* Exercise
Entries follow. Set all of them down as they stand.

(Data records)
....
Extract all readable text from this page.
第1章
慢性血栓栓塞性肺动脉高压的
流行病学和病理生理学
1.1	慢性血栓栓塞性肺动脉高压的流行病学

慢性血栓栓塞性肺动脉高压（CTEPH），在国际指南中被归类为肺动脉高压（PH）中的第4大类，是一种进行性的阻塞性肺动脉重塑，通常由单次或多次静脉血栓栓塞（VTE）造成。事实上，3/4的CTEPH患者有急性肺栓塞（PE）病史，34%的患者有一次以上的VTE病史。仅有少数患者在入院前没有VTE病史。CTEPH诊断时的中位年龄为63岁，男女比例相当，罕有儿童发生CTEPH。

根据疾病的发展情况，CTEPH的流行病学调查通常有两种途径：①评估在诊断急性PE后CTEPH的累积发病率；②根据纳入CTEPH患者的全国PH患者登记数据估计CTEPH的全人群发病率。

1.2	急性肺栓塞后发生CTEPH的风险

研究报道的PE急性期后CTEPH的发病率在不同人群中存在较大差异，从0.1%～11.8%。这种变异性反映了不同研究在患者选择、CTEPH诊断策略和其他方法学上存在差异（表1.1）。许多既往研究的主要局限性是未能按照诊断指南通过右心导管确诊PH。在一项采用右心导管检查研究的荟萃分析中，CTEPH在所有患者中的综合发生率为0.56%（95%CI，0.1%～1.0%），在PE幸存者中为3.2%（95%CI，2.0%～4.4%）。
....
* Exercise result
Extract all readable text from this page.
第1章
慢性血栓栓塞性肺动脉高压的
流行病学和病理生理学
1.1	慢性血栓栓塞性肺动脉高压的流行病学

慢性血栓栓塞性肺动脉高压（CTEPH），在国际指南中被归类为肺动脉高压（PH）中的第4大类，是一种进行性的阻塞性肺动脉重塑，通常由单次或多次静脉血栓栓塞（VTE）造成。事实上，3/4的CTEPH患者有急性肺栓塞（PE）病史，34%的患者有一次以上的VTE病史。仅有少数患者在入院前没有VTE病史。CTEPH诊断时的中位年龄为63岁，男女比例相当，罕有儿童发生CTEPH。

根据疾病的发展情况，CTEPH的流行病学调查通常有两种途径：①评估在诊断急性PE后CTEPH的累积发病率；②根据纳入CTEPH患者的全国PH患者登记数据估计CTEPH的全人群发病率。

1.2	急性肺栓塞后发生CTEPH的风险

研究报道的PE急性期后CTEPH的发病率在不同人群中存在较大差异，从0.1%～11.8%。这种变异性反映了不同研究在患者选择、CTEPH诊断策略和其他方法学上存在差异（表1.1）。许多既往研究的主要局限性是未能按照诊断指南通过右心导管确诊PH。在一项采用右心导管检查研究的荟萃分析中，CTEPH在所有患者中的综合发生率为0.56%（95%CI，0.1%～1.0%），在PE幸存者中为3.2%（95%CI，2.0%～4.4%）。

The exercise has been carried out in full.